### [WHAT IS EXPECTED]
Copy all lines of the listing that include the string "JSON".

### [EXTRACTED ENTRIES]
********************

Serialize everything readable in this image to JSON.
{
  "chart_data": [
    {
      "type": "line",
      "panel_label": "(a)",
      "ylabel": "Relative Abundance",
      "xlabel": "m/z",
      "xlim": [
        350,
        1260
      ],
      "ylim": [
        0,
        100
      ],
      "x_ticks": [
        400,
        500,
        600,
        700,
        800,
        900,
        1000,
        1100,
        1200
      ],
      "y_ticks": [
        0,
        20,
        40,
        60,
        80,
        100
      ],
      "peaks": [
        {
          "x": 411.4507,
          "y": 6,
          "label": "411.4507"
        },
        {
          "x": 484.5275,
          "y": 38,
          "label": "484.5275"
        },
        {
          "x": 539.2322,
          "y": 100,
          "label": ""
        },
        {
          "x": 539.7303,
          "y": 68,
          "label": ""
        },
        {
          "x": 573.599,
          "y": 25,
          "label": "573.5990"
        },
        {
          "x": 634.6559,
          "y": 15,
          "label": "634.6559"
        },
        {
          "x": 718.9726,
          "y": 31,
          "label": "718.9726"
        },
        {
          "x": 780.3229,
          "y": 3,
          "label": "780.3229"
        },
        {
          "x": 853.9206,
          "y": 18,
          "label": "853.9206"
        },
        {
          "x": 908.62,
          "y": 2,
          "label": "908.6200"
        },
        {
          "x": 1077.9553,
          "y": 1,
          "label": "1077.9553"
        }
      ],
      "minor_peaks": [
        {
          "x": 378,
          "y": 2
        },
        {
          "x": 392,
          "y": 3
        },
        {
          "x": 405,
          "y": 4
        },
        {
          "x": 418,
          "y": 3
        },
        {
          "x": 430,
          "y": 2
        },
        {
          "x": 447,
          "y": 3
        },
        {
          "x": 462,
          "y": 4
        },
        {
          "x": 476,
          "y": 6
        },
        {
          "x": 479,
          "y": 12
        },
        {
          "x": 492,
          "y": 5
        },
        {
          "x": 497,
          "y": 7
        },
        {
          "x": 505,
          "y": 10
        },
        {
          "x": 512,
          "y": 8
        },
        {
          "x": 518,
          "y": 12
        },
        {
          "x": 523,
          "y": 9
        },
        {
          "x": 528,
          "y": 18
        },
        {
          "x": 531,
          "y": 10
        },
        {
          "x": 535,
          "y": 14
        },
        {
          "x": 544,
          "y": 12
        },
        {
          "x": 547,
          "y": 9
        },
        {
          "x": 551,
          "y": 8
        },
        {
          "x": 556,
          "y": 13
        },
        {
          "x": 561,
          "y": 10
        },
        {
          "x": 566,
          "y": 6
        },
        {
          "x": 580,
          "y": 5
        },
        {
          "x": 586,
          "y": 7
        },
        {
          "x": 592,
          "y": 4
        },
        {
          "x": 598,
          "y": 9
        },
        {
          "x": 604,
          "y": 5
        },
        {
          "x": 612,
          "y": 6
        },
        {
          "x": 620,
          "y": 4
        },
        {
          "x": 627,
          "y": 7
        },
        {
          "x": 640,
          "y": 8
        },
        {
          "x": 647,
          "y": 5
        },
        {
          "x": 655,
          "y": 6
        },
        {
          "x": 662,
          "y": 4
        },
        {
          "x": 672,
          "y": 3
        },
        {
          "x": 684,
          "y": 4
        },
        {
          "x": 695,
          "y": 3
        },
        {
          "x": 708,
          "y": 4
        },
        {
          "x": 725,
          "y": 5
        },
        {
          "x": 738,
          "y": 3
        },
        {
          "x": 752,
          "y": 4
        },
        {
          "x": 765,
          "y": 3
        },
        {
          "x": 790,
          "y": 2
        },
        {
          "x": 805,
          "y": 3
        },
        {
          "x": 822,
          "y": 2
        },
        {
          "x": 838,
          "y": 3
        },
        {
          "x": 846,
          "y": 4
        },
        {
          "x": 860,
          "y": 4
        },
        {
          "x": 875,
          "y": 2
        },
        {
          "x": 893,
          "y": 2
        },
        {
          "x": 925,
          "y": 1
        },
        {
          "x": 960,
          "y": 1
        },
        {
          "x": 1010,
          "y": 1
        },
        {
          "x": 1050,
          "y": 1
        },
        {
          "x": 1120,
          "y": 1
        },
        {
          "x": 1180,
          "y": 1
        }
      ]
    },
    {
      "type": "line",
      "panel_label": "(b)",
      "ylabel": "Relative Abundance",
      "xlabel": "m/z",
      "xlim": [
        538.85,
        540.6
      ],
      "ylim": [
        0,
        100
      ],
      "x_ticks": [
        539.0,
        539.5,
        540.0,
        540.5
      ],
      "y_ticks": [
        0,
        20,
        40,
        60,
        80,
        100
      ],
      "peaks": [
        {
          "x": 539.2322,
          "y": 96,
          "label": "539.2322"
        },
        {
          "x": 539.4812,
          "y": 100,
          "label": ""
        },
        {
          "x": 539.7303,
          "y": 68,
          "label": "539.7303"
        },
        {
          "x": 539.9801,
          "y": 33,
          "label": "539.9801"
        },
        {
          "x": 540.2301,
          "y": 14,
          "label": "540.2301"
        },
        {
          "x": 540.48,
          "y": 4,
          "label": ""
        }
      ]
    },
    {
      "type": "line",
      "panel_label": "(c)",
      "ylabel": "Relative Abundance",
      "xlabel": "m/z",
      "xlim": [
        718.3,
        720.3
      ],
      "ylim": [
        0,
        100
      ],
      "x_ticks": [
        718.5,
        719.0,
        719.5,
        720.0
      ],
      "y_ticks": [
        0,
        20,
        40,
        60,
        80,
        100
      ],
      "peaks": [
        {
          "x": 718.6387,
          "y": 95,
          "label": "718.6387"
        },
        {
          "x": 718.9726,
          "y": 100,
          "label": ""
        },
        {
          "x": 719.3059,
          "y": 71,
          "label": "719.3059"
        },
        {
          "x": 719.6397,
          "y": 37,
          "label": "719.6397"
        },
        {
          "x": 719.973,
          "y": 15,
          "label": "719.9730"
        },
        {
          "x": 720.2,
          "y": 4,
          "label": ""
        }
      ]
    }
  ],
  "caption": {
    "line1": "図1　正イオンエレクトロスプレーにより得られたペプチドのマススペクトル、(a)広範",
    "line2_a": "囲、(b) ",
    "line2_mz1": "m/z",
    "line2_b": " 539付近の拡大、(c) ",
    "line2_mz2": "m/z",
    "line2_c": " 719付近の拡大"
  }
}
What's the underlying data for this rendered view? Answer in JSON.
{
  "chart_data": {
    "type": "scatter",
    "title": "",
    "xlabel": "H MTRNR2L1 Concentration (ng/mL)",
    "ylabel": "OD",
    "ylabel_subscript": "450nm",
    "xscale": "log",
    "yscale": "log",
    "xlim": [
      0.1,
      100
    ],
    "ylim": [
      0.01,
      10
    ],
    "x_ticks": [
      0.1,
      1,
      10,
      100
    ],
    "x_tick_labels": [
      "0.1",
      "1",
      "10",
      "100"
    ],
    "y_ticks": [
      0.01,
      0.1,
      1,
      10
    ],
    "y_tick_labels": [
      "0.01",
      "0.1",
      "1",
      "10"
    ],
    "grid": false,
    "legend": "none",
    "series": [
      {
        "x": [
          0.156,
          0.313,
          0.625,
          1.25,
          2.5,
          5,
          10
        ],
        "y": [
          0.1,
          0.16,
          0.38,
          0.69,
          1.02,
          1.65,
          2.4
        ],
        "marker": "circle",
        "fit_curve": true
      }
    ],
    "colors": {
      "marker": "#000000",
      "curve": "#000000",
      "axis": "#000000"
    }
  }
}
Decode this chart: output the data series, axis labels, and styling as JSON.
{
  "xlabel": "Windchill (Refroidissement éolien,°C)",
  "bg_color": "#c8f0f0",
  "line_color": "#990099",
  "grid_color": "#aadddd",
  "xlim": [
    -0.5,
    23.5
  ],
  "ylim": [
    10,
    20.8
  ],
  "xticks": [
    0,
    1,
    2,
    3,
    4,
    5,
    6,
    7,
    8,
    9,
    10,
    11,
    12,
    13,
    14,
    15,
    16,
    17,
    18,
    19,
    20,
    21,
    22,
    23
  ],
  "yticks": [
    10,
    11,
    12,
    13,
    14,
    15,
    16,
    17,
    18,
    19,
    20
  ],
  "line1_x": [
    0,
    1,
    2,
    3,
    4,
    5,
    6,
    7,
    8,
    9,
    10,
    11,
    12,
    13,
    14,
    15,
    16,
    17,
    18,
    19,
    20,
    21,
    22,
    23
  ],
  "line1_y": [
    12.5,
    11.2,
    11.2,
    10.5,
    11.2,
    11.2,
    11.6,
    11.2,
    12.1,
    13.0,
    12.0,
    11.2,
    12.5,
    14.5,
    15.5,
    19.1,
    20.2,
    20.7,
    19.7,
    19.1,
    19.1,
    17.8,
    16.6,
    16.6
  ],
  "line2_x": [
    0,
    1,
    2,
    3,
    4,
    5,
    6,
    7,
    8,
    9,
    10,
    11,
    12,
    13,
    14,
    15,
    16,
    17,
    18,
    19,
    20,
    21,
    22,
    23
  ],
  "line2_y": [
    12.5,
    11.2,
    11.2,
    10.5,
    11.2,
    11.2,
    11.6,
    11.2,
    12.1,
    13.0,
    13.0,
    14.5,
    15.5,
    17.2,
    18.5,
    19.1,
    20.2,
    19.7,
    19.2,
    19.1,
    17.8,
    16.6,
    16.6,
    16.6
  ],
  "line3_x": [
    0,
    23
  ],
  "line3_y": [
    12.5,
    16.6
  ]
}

********************

### [PROBLEM SOLUTION]
Serialize everything readable in this image to JSON.
What's the underlying data for this rendered view? Answer in JSON.
Decode this chart: output the data series, axis labels, and styling as JSON.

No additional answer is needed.